The exercise → Print the records below exactly as they appear.
************
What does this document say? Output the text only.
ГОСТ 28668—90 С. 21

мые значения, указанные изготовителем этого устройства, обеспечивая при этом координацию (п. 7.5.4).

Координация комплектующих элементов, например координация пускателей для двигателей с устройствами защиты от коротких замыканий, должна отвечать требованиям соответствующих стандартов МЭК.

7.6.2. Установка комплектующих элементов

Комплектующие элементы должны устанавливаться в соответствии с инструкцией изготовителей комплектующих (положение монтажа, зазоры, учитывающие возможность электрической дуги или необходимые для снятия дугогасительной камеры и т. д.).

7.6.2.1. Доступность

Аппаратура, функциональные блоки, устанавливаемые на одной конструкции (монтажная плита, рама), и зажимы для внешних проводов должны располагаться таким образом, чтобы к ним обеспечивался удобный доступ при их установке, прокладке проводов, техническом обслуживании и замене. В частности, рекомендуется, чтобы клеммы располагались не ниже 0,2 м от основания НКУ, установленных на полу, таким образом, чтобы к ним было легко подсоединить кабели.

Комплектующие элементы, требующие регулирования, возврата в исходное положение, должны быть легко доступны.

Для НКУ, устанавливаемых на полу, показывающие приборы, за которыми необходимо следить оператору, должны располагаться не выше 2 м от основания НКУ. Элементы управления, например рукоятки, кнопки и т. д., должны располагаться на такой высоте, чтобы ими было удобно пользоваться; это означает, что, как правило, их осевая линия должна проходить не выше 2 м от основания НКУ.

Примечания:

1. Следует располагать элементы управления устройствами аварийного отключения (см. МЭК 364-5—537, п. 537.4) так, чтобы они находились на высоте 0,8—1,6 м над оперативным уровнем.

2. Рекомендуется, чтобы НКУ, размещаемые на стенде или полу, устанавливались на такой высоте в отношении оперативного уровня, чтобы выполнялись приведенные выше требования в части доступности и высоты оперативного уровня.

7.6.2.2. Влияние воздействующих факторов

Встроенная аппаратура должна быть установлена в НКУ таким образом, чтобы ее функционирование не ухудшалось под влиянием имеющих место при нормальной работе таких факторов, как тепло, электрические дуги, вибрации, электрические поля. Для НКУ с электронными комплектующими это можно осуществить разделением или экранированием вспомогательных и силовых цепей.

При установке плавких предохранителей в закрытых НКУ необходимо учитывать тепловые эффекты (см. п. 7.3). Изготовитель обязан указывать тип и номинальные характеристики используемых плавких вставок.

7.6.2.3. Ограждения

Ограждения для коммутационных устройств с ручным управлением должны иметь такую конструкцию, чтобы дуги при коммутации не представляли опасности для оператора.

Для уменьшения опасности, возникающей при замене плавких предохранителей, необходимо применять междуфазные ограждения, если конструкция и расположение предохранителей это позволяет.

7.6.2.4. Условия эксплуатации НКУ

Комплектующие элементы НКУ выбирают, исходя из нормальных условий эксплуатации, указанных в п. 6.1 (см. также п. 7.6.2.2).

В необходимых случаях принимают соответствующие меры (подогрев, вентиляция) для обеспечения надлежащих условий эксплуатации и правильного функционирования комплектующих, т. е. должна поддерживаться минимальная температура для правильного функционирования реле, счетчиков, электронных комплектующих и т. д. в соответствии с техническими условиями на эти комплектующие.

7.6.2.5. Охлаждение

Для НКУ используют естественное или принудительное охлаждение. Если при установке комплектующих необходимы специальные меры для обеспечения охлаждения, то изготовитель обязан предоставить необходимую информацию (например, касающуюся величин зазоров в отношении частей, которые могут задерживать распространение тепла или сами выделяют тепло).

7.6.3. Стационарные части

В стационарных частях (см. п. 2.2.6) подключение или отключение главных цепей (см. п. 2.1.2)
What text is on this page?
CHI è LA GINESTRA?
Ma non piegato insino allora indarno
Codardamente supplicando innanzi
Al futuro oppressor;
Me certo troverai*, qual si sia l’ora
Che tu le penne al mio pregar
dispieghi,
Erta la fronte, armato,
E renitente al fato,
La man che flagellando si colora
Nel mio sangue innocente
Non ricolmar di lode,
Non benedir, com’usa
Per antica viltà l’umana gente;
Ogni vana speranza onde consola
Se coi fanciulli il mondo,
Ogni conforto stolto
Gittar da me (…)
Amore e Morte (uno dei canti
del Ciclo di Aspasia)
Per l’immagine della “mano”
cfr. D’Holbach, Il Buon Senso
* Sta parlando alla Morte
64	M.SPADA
************
Written response →
What does this document say? Output the text only.
ГОСТ 28668—90 С. 21

мые значения, указанные изготовителем этого устройства, обеспечивая при этом координацию (п. 7.5.4).

Координация комплектующих элементов, например координация пускателей для двигателей с устройствами защиты от коротких замыканий, должна отвечать требованиям соответствующих стандартов МЭК.

7.6.2. Установка комплектующих элементов

Комплектующие элементы должны устанавливаться в соответствии с инструкцией изготовителей комплектующих (положение монтажа, зазоры, учитывающие возможность электрической дуги или необходимые для снятия дугогасительной камеры и т. д.).

7.6.2.1. Доступность

Аппаратура, функциональные блоки, устанавливаемые на одной конструкции (монтажная плита, рама), и зажимы для внешних проводов должны располагаться таким образом, чтобы к ним обеспечивался удобный доступ при их установке, прокладке проводов, техническом обслуживании и замене. В частности, рекомендуется, чтобы клеммы располагались не ниже 0,2 м от основания НКУ, установленных на полу, таким образом, чтобы к ним было легко подсоединить кабели.

Комплектующие элементы, требующие регулирования, возврата в исходное положение, должны быть легко доступны.

Для НКУ, устанавливаемых на полу, показывающие приборы, за которыми необходимо следить оператору, должны располагаться не выше 2 м от основания НКУ. Элементы управления, например рукоятки, кнопки и т. д., должны располагаться на такой высоте, чтобы ими было удобно пользоваться; это означает, что, как правило, их осевая линия должна проходить не выше 2 м от основания НКУ.

Примечания:

1. Следует располагать элементы управления устройствами аварийного отключения (см. МЭК 364-5—537, п. 537.4) так, чтобы они находились на высоте 0,8—1,6 м над оперативным уровнем.

2. Рекомендуется, чтобы НКУ, размещаемые на стенде или полу, устанавливались на такой высоте в отношении оперативного уровня, чтобы выполнялись приведенные выше требования в части доступности и высоты оперативного уровня.

7.6.2.2. Влияние воздействующих факторов

Встроенная аппаратура должна быть установлена в НКУ таким образом, чтобы ее функционирование не ухудшалось под влиянием имеющих место при нормальной работе таких факторов, как тепло, электрические дуги, вибрации, электрические поля. Для НКУ с электронными комплектующими это можно осуществить разделением или экранированием вспомогательных и силовых цепей.

При установке плавких предохранителей в закрытых НКУ необходимо учитывать тепловые эффекты (см. п. 7.3). Изготовитель обязан указывать тип и номинальные характеристики используемых плавких вставок.

7.6.2.3. Ограждения

Ограждения для коммутационных устройств с ручным управлением должны иметь такую конструкцию, чтобы дуги при коммутации не представляли опасности для оператора.

Для уменьшения опасности, возникающей при замене плавких предохранителей, необходимо применять междуфазные ограждения, если конструкция и расположение предохранителей это позволяет.

7.6.2.4. Условия эксплуатации НКУ

Комплектующие элементы НКУ выбирают, исходя из нормальных условий эксплуатации, указанных в п. 6.1 (см. также п. 7.6.2.2).

В необходимых случаях принимают соответствующие меры (подогрев, вентиляция) для обеспечения надлежащих условий эксплуатации и правильного функционирования комплектующих, т. е. должна поддерживаться минимальная температура для правильного функционирования реле, счетчиков, электронных комплектующих и т. д. в соответствии с техническими условиями на эти комплектующие.

7.6.2.5. Охлаждение

Для НКУ используют естественное или принудительное охлаждение. Если при установке комплектующих необходимы специальные меры для обеспечения охлаждения, то изготовитель обязан предоставить необходимую информацию (например, касающуюся величин зазоров в отношении частей, которые могут задерживать распространение тепла или сами выделяют тепло).

7.6.3. Стационарные части

В стационарных частях (см. п. 2.2.6) подключение или отключение главных цепей (см. п. 2.1.2)
What text is on this page?
CHI è LA GINESTRA?
Ma non piegato insino allora indarno
Codardamente supplicando innanzi
Al futuro oppressor;
Me certo troverai*, qual si sia l’ora
Che tu le penne al mio pregar
dispieghi,
Erta la fronte, armato,
E renitente al fato,
La man che flagellando si colora
Nel mio sangue innocente
Non ricolmar di lode,
Non benedir, com’usa
Per antica viltà l’umana gente;
Ogni vana speranza onde consola
Se coi fanciulli il mondo,
Ogni conforto stolto
Gittar da me (…)
Amore e Morte (uno dei canti
del Ciclo di Aspasia)
Per l’immagine della “mano”
cfr. D’Holbach, Il Buon Senso
* Sta parlando alla Morte
64	M.SPADA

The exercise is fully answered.